-- Data records --
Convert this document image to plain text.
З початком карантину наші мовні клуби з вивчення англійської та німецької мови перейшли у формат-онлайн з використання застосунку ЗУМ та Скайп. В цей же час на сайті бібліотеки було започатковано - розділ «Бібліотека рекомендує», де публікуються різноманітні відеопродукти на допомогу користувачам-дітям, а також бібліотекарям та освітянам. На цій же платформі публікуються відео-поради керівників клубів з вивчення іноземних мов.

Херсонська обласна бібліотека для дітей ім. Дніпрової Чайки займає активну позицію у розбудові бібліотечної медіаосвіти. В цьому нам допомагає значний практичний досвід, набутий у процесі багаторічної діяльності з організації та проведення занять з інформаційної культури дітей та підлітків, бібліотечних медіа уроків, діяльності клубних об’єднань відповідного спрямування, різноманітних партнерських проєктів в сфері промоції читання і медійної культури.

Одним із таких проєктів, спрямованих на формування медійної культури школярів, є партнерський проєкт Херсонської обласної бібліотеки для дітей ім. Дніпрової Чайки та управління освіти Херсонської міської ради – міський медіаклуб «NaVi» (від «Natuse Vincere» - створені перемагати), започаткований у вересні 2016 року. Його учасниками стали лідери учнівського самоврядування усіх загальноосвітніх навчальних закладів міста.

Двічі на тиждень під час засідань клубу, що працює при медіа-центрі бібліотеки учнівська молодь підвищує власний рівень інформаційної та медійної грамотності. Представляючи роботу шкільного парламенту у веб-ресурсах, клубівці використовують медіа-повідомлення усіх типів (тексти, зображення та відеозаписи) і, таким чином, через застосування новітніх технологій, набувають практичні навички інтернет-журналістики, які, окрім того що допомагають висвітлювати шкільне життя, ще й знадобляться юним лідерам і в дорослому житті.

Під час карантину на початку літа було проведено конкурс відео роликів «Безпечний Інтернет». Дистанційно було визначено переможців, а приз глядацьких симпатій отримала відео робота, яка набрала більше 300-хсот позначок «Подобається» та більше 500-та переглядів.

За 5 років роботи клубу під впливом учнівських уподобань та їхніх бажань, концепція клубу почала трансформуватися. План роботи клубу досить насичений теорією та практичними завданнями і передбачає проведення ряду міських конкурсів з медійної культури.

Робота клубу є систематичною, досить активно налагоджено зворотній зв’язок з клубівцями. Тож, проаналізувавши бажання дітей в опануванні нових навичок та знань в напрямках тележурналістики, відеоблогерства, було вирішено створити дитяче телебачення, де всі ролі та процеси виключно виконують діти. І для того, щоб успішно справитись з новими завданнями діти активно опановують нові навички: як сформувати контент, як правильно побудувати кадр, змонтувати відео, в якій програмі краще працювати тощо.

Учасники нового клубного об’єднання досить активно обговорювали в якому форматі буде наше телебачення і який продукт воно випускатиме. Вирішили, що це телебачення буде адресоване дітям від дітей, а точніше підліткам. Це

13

-- Exercise brief --
Give back the whole listing, word for word.

-- Full output --
Convert this document image to plain text.
З початком карантину наші мовні клуби з вивчення англійської та німецької мови перейшли у формат-онлайн з використання застосунку ЗУМ та Скайп. В цей же час на сайті бібліотеки було започатковано - розділ «Бібліотека рекомендує», де публікуються різноманітні відеопродукти на допомогу користувачам-дітям, а також бібліотекарям та освітянам. На цій же платформі публікуються відео-поради керівників клубів з вивчення іноземних мов.

Херсонська обласна бібліотека для дітей ім. Дніпрової Чайки займає активну позицію у розбудові бібліотечної медіаосвіти. В цьому нам допомагає значний практичний досвід, набутий у процесі багаторічної діяльності з організації та проведення занять з інформаційної культури дітей та підлітків, бібліотечних медіа уроків, діяльності клубних об’єднань відповідного спрямування, різноманітних партнерських проєктів в сфері промоції читання і медійної культури.

Одним із таких проєктів, спрямованих на формування медійної культури школярів, є партнерський проєкт Херсонської обласної бібліотеки для дітей ім. Дніпрової Чайки та управління освіти Херсонської міської ради – міський медіаклуб «NaVi» (від «Natuse Vincere» - створені перемагати), започаткований у вересні 2016 року. Його учасниками стали лідери учнівського самоврядування усіх загальноосвітніх навчальних закладів міста.

Двічі на тиждень під час засідань клубу, що працює при медіа-центрі бібліотеки учнівська молодь підвищує власний рівень інформаційної та медійної грамотності. Представляючи роботу шкільного парламенту у веб-ресурсах, клубівці використовують медіа-повідомлення усіх типів (тексти, зображення та відеозаписи) і, таким чином, через застосування новітніх технологій, набувають практичні навички інтернет-журналістики, які, окрім того що допомагають висвітлювати шкільне життя, ще й знадобляться юним лідерам і в дорослому житті.

Під час карантину на початку літа було проведено конкурс відео роликів «Безпечний Інтернет». Дистанційно було визначено переможців, а приз глядацьких симпатій отримала відео робота, яка набрала більше 300-хсот позначок «Подобається» та більше 500-та переглядів.

За 5 років роботи клубу під впливом учнівських уподобань та їхніх бажань, концепція клубу почала трансформуватися. План роботи клубу досить насичений теорією та практичними завданнями і передбачає проведення ряду міських конкурсів з медійної культури.

Робота клубу є систематичною, досить активно налагоджено зворотній зв’язок з клубівцями. Тож, проаналізувавши бажання дітей в опануванні нових навичок та знань в напрямках тележурналістики, відеоблогерства, було вирішено створити дитяче телебачення, де всі ролі та процеси виключно виконують діти. І для того, щоб успішно справитись з новими завданнями діти активно опановують нові навички: як сформувати контент, як правильно побудувати кадр, змонтувати відео, в якій програмі краще працювати тощо.

Учасники нового клубного об’єднання досить активно обговорювали в якому форматі буде наше телебачення і який продукт воно випускатиме. Вирішили, що це телебачення буде адресоване дітям від дітей, а точніше підліткам. Це

13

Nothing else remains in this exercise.